→ **Aim of the exercise**
Copy every line of the data that contains the string "label".

→ **Records for the exercise**
*-*-*
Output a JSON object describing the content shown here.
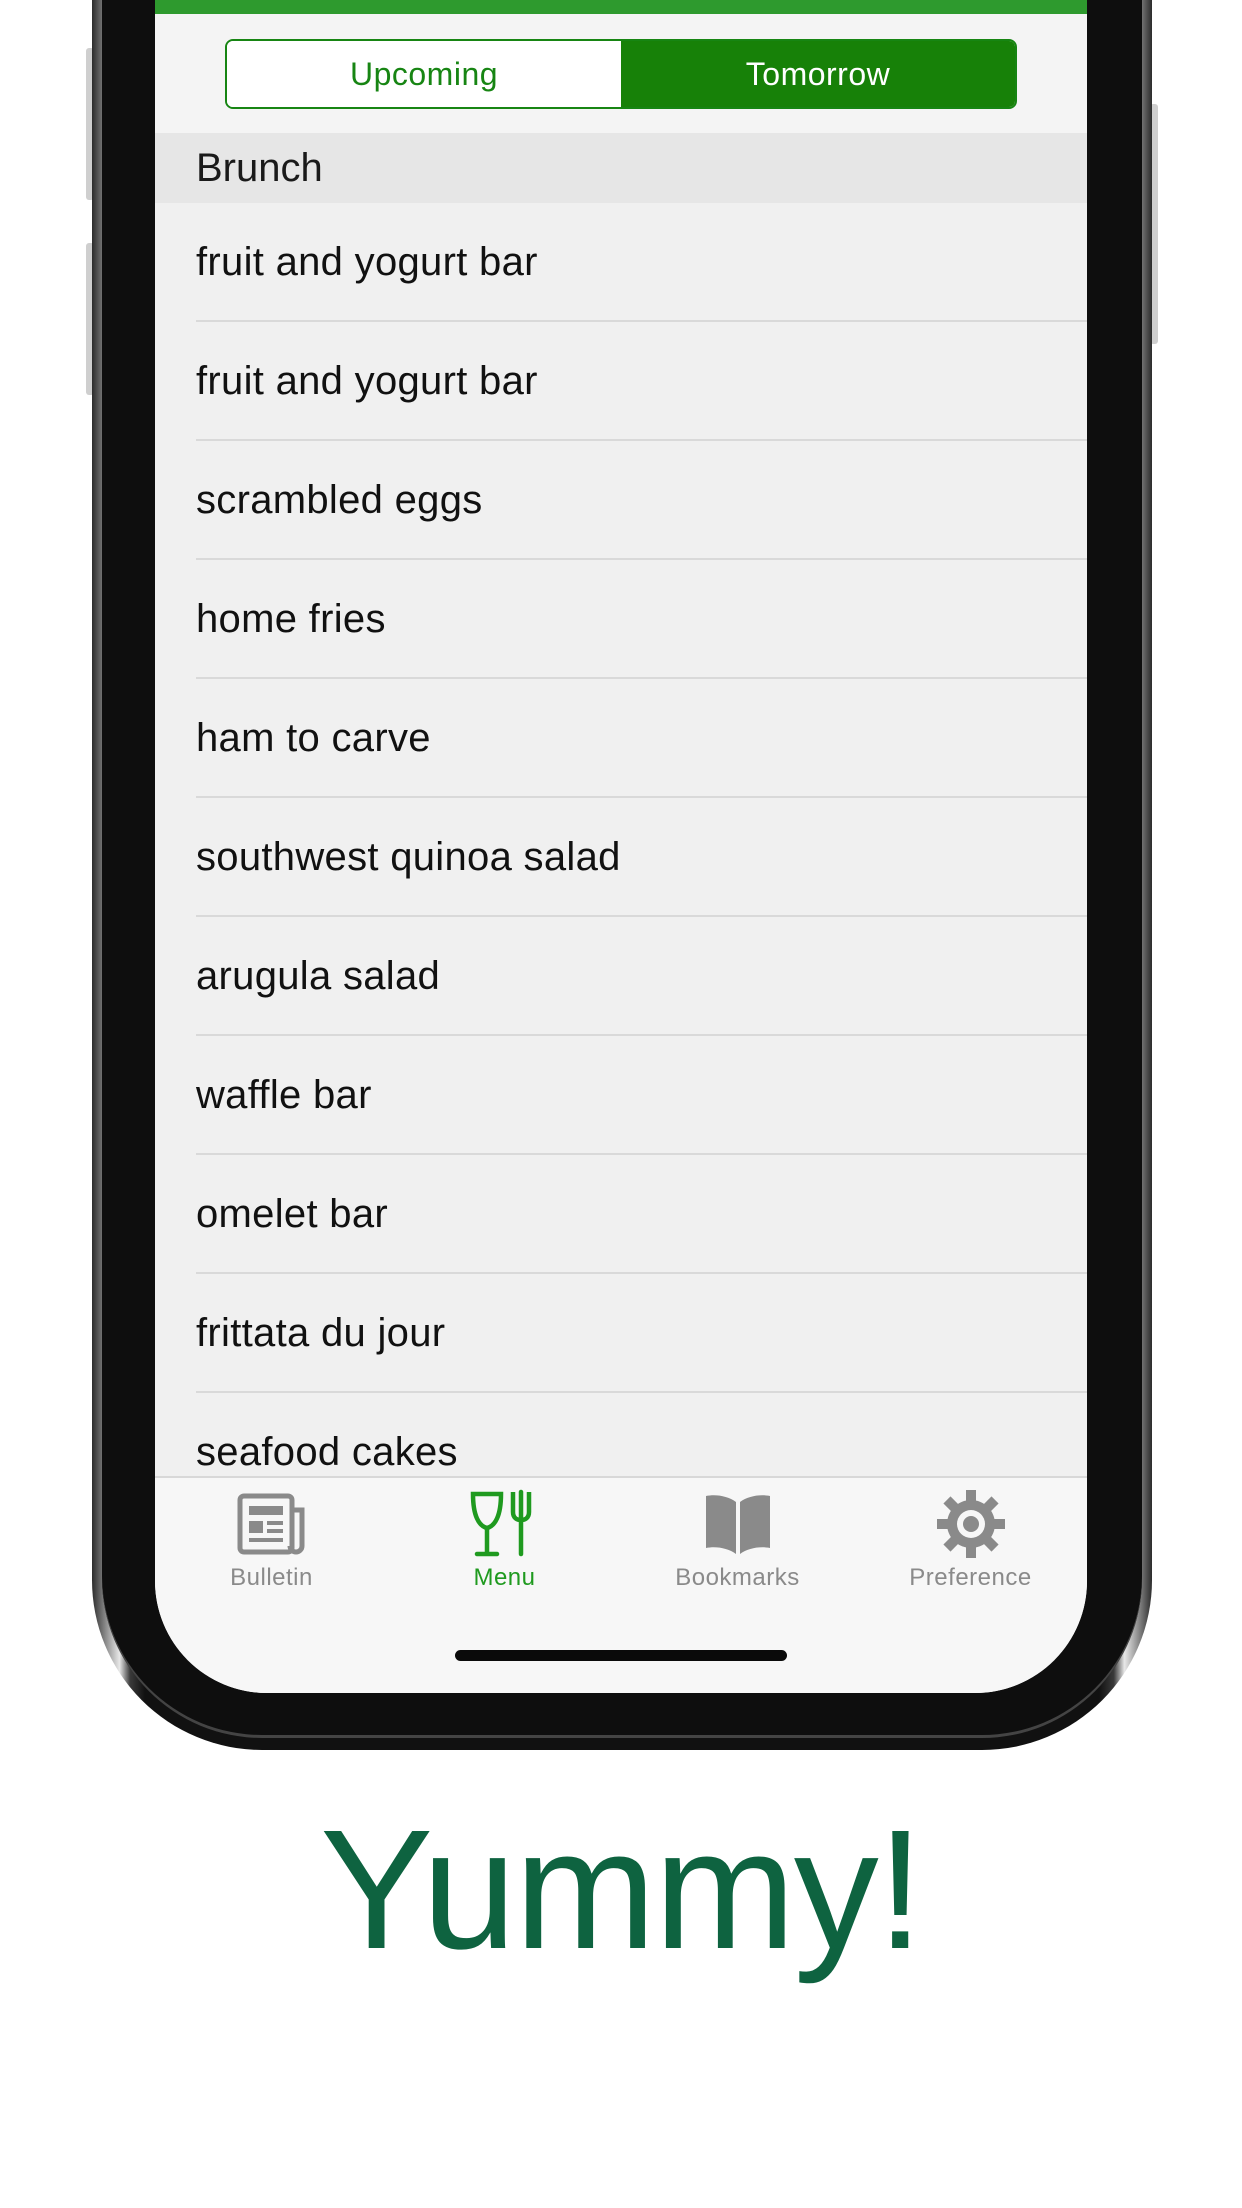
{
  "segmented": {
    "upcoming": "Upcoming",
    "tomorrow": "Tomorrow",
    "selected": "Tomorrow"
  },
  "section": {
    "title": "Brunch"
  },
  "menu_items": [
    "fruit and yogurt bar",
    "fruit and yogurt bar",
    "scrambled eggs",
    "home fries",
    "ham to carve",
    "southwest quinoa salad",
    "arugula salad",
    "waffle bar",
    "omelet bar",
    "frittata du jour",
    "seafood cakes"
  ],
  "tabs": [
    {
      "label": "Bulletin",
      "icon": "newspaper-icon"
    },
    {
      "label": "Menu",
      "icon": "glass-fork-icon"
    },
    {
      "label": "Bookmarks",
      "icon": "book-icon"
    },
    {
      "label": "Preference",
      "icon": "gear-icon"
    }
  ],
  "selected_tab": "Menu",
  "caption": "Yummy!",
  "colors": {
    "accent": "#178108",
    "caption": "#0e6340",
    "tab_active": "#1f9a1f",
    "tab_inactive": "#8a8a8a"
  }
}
*-*-*
→ **Answer for this exercise**
      "label": "Bulletin",
      "label": "Menu",
      "label": "Bookmarks",
      "label": "Preference",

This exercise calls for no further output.